- **Some records**
========================

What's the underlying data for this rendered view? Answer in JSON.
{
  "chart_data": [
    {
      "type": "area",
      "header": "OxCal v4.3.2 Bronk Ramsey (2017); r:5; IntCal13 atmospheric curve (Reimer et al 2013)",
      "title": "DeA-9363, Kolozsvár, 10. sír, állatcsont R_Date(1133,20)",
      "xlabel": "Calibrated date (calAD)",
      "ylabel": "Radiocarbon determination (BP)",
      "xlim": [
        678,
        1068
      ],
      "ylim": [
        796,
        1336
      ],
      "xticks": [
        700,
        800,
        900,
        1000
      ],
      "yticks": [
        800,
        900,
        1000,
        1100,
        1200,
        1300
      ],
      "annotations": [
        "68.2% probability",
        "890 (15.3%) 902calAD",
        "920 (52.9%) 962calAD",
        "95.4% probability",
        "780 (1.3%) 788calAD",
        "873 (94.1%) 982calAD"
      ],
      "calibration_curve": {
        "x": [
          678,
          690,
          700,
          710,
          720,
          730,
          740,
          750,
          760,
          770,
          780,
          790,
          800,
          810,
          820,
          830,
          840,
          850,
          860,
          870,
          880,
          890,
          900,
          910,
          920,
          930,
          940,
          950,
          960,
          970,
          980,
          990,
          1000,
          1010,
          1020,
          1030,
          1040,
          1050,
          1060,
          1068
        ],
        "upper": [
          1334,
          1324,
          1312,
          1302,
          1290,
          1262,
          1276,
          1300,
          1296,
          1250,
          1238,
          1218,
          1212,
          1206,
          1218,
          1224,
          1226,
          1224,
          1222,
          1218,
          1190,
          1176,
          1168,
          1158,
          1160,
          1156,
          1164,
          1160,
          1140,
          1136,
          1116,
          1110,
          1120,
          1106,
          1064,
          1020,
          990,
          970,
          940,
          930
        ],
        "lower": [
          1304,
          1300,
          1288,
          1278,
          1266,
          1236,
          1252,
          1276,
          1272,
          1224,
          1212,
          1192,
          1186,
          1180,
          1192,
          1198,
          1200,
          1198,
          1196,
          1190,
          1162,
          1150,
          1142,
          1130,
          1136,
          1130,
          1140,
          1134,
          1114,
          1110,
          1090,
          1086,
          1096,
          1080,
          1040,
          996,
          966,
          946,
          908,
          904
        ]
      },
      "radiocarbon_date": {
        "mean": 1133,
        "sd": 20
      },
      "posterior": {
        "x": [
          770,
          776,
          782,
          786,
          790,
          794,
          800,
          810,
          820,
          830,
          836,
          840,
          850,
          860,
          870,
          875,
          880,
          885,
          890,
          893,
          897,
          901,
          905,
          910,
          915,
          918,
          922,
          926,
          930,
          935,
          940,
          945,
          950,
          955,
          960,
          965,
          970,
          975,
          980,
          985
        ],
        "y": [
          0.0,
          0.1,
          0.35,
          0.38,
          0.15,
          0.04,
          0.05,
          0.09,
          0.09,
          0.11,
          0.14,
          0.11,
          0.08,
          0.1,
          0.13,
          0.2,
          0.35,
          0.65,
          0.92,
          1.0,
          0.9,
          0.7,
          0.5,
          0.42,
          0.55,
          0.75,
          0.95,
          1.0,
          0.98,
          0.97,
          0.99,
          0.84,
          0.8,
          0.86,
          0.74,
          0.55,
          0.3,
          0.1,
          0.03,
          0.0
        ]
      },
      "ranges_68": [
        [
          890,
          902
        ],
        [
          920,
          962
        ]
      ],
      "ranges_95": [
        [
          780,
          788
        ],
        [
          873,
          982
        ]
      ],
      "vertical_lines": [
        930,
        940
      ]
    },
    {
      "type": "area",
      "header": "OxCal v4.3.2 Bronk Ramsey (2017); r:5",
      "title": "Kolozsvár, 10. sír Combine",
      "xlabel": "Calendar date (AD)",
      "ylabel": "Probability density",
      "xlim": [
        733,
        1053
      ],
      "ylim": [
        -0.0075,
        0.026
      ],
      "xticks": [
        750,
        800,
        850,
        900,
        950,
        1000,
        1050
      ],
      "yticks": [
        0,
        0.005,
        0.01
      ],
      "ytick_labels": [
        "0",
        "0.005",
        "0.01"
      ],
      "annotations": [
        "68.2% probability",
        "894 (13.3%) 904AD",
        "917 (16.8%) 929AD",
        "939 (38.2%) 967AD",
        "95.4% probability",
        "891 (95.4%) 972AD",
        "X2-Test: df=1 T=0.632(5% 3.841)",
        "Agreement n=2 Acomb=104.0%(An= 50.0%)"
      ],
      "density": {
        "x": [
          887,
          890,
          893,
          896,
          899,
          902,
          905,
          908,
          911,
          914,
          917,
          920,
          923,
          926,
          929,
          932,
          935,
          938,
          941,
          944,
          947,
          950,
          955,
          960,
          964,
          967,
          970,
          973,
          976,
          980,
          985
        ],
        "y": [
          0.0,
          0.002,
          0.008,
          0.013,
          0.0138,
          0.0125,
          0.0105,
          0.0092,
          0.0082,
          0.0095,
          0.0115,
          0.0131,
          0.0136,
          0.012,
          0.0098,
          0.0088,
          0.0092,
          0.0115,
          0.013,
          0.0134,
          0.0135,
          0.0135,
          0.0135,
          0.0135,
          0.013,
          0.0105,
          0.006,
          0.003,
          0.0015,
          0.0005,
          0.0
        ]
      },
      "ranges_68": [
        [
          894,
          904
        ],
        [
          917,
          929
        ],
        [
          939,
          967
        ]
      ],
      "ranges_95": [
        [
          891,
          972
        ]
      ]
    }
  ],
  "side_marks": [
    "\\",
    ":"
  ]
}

========================

- **WRITTEN EXERCISE**
Extract all of the data shown above and repeat it verbatim.

- **EXERCISE SOLUTION**
What's the underlying data for this rendered view? Answer in JSON.
{
  "chart_data": [
    {
      "type": "area",
      "header": "OxCal v4.3.2 Bronk Ramsey (2017); r:5; IntCal13 atmospheric curve (Reimer et al 2013)",
      "title": "DeA-9363, Kolozsvár, 10. sír, állatcsont R_Date(1133,20)",
      "xlabel": "Calibrated date (calAD)",
      "ylabel": "Radiocarbon determination (BP)",
      "xlim": [
        678,
        1068
      ],
      "ylim": [
        796,
        1336
      ],
      "xticks": [
        700,
        800,
        900,
        1000
      ],
      "yticks": [
        800,
        900,
        1000,
        1100,
        1200,
        1300
      ],
      "annotations": [
        "68.2% probability",
        "890 (15.3%) 902calAD",
        "920 (52.9%) 962calAD",
        "95.4% probability",
        "780 (1.3%) 788calAD",
        "873 (94.1%) 982calAD"
      ],
      "calibration_curve": {
        "x": [
          678,
          690,
          700,
          710,
          720,
          730,
          740,
          750,
          760,
          770,
          780,
          790,
          800,
          810,
          820,
          830,
          840,
          850,
          860,
          870,
          880,
          890,
          900,
          910,
          920,
          930,
          940,
          950,
          960,
          970,
          980,
          990,
          1000,
          1010,
          1020,
          1030,
          1040,
          1050,
          1060,
          1068
        ],
        "upper": [
          1334,
          1324,
          1312,
          1302,
          1290,
          1262,
          1276,
          1300,
          1296,
          1250,
          1238,
          1218,
          1212,
          1206,
          1218,
          1224,
          1226,
          1224,
          1222,
          1218,
          1190,
          1176,
          1168,
          1158,
          1160,
          1156,
          1164,
          1160,
          1140,
          1136,
          1116,
          1110,
          1120,
          1106,
          1064,
          1020,
          990,
          970,
          940,
          930
        ],
        "lower": [
          1304,
          1300,
          1288,
          1278,
          1266,
          1236,
          1252,
          1276,
          1272,
          1224,
          1212,
          1192,
          1186,
          1180,
          1192,
          1198,
          1200,
          1198,
          1196,
          1190,
          1162,
          1150,
          1142,
          1130,
          1136,
          1130,
          1140,
          1134,
          1114,
          1110,
          1090,
          1086,
          1096,
          1080,
          1040,
          996,
          966,
          946,
          908,
          904
        ]
      },
      "radiocarbon_date": {
        "mean": 1133,
        "sd": 20
      },
      "posterior": {
        "x": [
          770,
          776,
          782,
          786,
          790,
          794,
          800,
          810,
          820,
          830,
          836,
          840,
          850,
          860,
          870,
          875,
          880,
          885,
          890,
          893,
          897,
          901,
          905,
          910,
          915,
          918,
          922,
          926,
          930,
          935,
          940,
          945,
          950,
          955,
          960,
          965,
          970,
          975,
          980,
          985
        ],
        "y": [
          0.0,
          0.1,
          0.35,
          0.38,
          0.15,
          0.04,
          0.05,
          0.09,
          0.09,
          0.11,
          0.14,
          0.11,
          0.08,
          0.1,
          0.13,
          0.2,
          0.35,
          0.65,
          0.92,
          1.0,
          0.9,
          0.7,
          0.5,
          0.42,
          0.55,
          0.75,
          0.95,
          1.0,
          0.98,
          0.97,
          0.99,
          0.84,
          0.8,
          0.86,
          0.74,
          0.55,
          0.3,
          0.1,
          0.03,
          0.0
        ]
      },
      "ranges_68": [
        [
          890,
          902
        ],
        [
          920,
          962
        ]
      ],
      "ranges_95": [
        [
          780,
          788
        ],
        [
          873,
          982
        ]
      ],
      "vertical_lines": [
        930,
        940
      ]
    },
    {
      "type": "area",
      "header": "OxCal v4.3.2 Bronk Ramsey (2017); r:5",
      "title": "Kolozsvár, 10. sír Combine",
      "xlabel": "Calendar date (AD)",
      "ylabel": "Probability density",
      "xlim": [
        733,
        1053
      ],
      "ylim": [
        -0.0075,
        0.026
      ],
      "xticks": [
        750,
        800,
        850,
        900,
        950,
        1000,
        1050
      ],
      "yticks": [
        0,
        0.005,
        0.01
      ],
      "ytick_labels": [
        "0",
        "0.005",
        "0.01"
      ],
      "annotations": [
        "68.2% probability",
        "894 (13.3%) 904AD",
        "917 (16.8%) 929AD",
        "939 (38.2%) 967AD",
        "95.4% probability",
        "891 (95.4%) 972AD",
        "X2-Test: df=1 T=0.632(5% 3.841)",
        "Agreement n=2 Acomb=104.0%(An= 50.0%)"
      ],
      "density": {
        "x": [
          887,
          890,
          893,
          896,
          899,
          902,
          905,
          908,
          911,
          914,
          917,
          920,
          923,
          926,
          929,
          932,
          935,
          938,
          941,
          944,
          947,
          950,
          955,
          960,
          964,
          967,
          970,
          973,
          976,
          980,
          985
        ],
        "y": [
          0.0,
          0.002,
          0.008,
          0.013,
          0.0138,
          0.0125,
          0.0105,
          0.0092,
          0.0082,
          0.0095,
          0.0115,
          0.0131,
          0.0136,
          0.012,
          0.0098,
          0.0088,
          0.0092,
          0.0115,
          0.013,
          0.0134,
          0.0135,
          0.0135,
          0.0135,
          0.0135,
          0.013,
          0.0105,
          0.006,
          0.003,
          0.0015,
          0.0005,
          0.0
        ]
      },
      "ranges_68": [
        [
          894,
          904
        ],
        [
          917,
          929
        ],
        [
          939,
          967
        ]
      ],
      "ranges_95": [
        [
          891,
          972
        ]
      ]
    }
  ],
  "side_marks": [
    "\\",
    ":"
  ]
}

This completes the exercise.